::: SUPPLIED RECORDS :::
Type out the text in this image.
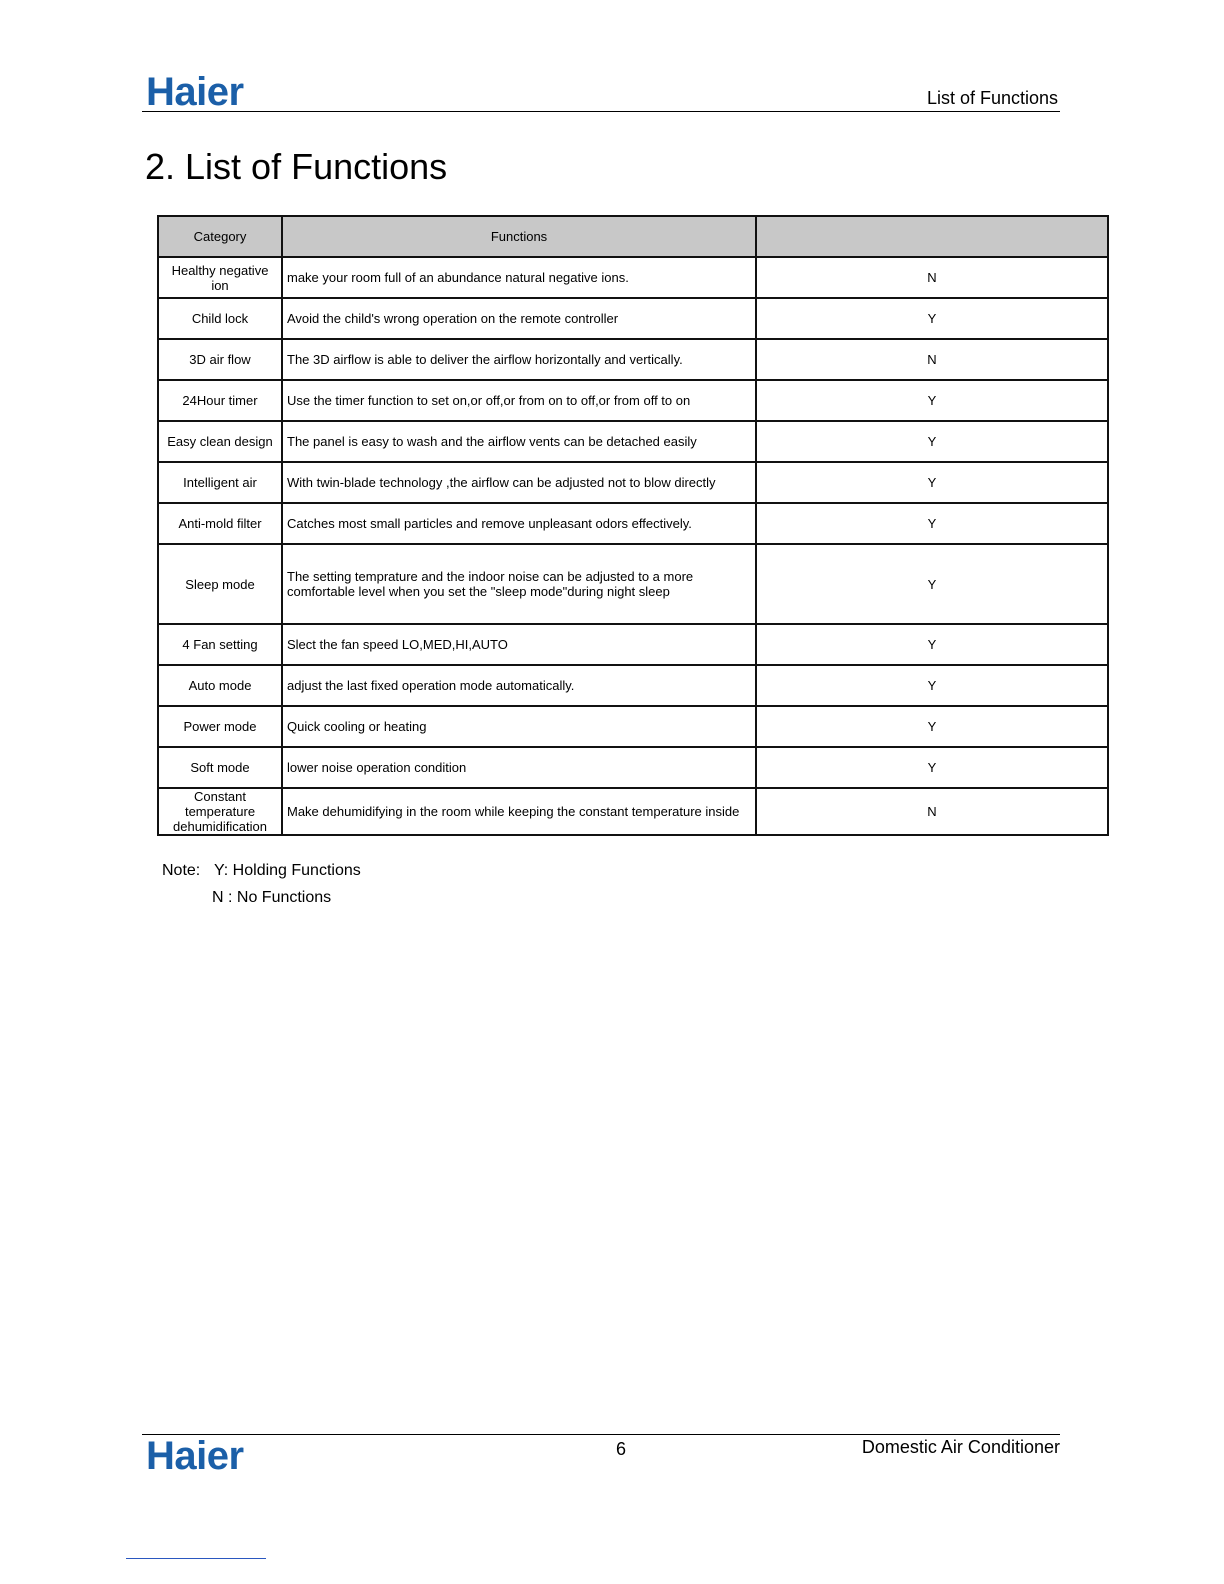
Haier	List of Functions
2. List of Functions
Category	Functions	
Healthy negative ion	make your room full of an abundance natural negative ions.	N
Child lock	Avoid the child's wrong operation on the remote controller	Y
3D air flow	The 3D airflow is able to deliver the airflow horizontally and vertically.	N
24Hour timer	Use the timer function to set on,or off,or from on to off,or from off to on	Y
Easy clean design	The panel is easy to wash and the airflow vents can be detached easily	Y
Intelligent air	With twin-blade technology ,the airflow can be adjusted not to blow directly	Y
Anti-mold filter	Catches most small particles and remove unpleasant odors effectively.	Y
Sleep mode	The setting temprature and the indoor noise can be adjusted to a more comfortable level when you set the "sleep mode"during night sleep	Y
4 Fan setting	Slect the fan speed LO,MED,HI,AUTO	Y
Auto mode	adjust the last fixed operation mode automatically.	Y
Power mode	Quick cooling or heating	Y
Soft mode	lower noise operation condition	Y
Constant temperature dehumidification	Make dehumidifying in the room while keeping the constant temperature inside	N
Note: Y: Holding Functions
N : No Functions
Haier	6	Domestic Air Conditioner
:::
(WHAT YOU ARE ASKED TO DO) Write the listing above out again exactly, dropping each image.

(ANSWER TO THE TASK)
Type out the text in this image.
Haier	List of Functions
2. List of Functions
Category	Functions	
Healthy negative ion	make your room full of an abundance natural negative ions.	N
Child lock	Avoid the child's wrong operation on the remote controller	Y
3D air flow	The 3D airflow is able to deliver the airflow horizontally and vertically.	N
24Hour timer	Use the timer function to set on,or off,or from on to off,or from off to on	Y
Easy clean design	The panel is easy to wash and the airflow vents can be detached easily	Y
Intelligent air	With twin-blade technology ,the airflow can be adjusted not to blow directly	Y
Anti-mold filter	Catches most small particles and remove unpleasant odors effectively.	Y
Sleep mode	The setting temprature and the indoor noise can be adjusted to a more comfortable level when you set the "sleep mode"during night sleep	Y
4 Fan setting	Slect the fan speed LO,MED,HI,AUTO	Y
Auto mode	adjust the last fixed operation mode automatically.	Y
Power mode	Quick cooling or heating	Y
Soft mode	lower noise operation condition	Y
Constant temperature dehumidification	Make dehumidifying in the room while keeping the constant temperature inside	N
Note: Y: Holding Functions
N : No Functions
Haier	6	Domestic Air Conditioner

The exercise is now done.